-- Start --

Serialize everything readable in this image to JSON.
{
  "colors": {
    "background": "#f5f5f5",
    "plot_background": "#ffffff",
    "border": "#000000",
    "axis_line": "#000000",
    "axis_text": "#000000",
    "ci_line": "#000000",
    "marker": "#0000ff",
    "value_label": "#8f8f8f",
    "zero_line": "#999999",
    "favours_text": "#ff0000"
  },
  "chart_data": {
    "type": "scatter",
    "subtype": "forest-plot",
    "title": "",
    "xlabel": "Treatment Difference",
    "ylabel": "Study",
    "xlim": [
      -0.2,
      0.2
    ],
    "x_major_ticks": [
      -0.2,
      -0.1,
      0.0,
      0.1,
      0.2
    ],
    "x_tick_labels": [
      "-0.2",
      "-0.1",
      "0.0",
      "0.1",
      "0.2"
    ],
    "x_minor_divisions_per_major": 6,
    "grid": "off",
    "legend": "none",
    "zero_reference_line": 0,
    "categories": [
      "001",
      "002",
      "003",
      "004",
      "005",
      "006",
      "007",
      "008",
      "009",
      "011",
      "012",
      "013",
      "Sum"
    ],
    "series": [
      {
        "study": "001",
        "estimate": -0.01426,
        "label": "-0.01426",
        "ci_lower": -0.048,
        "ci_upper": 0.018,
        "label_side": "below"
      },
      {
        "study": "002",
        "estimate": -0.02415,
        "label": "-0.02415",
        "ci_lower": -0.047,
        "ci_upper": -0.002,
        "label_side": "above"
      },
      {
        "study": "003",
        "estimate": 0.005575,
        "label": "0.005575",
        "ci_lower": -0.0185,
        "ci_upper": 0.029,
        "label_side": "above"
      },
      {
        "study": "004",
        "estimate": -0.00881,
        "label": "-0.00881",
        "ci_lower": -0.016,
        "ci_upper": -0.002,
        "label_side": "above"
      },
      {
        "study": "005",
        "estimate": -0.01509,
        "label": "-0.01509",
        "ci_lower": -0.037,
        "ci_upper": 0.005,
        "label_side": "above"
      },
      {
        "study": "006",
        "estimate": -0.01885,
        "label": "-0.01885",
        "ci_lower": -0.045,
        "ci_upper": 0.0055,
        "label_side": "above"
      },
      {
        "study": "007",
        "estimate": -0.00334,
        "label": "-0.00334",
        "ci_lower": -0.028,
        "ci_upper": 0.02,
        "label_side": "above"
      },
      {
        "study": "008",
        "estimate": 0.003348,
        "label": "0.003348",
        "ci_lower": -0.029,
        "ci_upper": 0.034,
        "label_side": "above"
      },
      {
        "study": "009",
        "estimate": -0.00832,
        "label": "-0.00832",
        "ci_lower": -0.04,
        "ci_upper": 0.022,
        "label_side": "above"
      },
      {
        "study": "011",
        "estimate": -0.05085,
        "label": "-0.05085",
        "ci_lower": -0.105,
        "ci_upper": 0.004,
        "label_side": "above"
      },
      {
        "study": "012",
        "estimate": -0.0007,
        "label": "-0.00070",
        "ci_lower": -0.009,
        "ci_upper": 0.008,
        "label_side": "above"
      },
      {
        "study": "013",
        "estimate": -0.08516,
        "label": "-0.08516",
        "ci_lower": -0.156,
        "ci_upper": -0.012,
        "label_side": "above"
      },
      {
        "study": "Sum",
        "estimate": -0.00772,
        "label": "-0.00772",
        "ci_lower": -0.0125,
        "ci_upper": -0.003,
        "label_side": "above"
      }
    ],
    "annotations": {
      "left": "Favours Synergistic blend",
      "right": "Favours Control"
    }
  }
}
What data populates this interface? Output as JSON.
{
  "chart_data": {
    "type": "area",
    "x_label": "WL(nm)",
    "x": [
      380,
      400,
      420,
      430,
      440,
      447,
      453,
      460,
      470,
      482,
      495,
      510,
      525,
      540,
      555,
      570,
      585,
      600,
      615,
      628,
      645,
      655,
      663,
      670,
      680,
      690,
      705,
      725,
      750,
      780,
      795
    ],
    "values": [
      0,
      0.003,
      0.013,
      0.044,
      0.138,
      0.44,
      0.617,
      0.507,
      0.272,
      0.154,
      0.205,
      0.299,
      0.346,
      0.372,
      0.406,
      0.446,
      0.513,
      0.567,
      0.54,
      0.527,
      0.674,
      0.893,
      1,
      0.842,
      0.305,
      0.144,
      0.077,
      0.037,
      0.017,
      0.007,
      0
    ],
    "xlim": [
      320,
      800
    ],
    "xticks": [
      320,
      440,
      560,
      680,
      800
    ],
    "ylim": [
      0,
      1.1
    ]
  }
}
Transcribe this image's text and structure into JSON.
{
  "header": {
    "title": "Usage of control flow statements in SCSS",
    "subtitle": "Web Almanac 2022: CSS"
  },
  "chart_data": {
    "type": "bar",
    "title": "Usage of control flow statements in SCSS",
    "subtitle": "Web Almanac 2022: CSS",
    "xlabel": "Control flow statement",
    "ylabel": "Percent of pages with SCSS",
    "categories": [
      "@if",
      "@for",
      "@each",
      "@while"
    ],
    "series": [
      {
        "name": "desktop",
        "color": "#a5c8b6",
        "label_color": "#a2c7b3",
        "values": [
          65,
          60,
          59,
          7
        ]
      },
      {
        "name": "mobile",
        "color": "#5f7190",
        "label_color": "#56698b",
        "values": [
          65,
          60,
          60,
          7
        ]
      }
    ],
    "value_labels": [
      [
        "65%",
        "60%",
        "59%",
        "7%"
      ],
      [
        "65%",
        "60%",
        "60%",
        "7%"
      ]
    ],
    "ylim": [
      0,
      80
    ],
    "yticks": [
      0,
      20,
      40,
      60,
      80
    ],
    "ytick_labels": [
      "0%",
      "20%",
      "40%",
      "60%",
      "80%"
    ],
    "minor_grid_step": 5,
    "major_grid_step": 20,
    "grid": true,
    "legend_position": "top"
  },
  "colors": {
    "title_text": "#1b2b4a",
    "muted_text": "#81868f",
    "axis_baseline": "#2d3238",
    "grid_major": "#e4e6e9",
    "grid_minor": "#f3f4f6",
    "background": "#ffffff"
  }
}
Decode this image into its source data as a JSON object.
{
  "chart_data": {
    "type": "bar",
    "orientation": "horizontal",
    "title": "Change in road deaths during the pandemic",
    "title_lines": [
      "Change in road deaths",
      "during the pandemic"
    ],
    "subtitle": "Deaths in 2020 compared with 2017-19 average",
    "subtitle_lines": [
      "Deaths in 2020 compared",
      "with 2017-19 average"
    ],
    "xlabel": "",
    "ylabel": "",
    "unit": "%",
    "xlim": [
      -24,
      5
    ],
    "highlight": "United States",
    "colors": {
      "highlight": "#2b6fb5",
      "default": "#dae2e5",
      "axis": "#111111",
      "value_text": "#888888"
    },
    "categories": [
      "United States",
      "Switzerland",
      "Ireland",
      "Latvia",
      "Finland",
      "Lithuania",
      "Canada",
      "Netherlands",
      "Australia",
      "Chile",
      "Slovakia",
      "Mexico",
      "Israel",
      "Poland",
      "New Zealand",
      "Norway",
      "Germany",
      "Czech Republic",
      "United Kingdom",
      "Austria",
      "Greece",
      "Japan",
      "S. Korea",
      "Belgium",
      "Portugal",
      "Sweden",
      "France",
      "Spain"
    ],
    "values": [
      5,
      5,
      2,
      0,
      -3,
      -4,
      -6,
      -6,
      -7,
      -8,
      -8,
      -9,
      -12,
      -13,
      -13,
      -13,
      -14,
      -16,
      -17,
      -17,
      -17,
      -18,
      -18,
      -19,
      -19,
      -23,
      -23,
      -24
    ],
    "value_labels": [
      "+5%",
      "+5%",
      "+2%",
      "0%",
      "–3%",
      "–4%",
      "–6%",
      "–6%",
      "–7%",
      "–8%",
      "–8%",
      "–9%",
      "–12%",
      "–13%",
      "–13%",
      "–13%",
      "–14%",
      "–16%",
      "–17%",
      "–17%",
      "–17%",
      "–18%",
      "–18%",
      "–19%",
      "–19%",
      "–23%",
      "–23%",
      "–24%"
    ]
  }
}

-- End --

AIM OF THE EXERCISE:
Look through the entries above. Extract each line with the word "Almanac".

RESULT OF THIS EXERCISE:
    "subtitle": "Web Almanac 2022: CSS"
    "subtitle": "Web Almanac 2022: CSS",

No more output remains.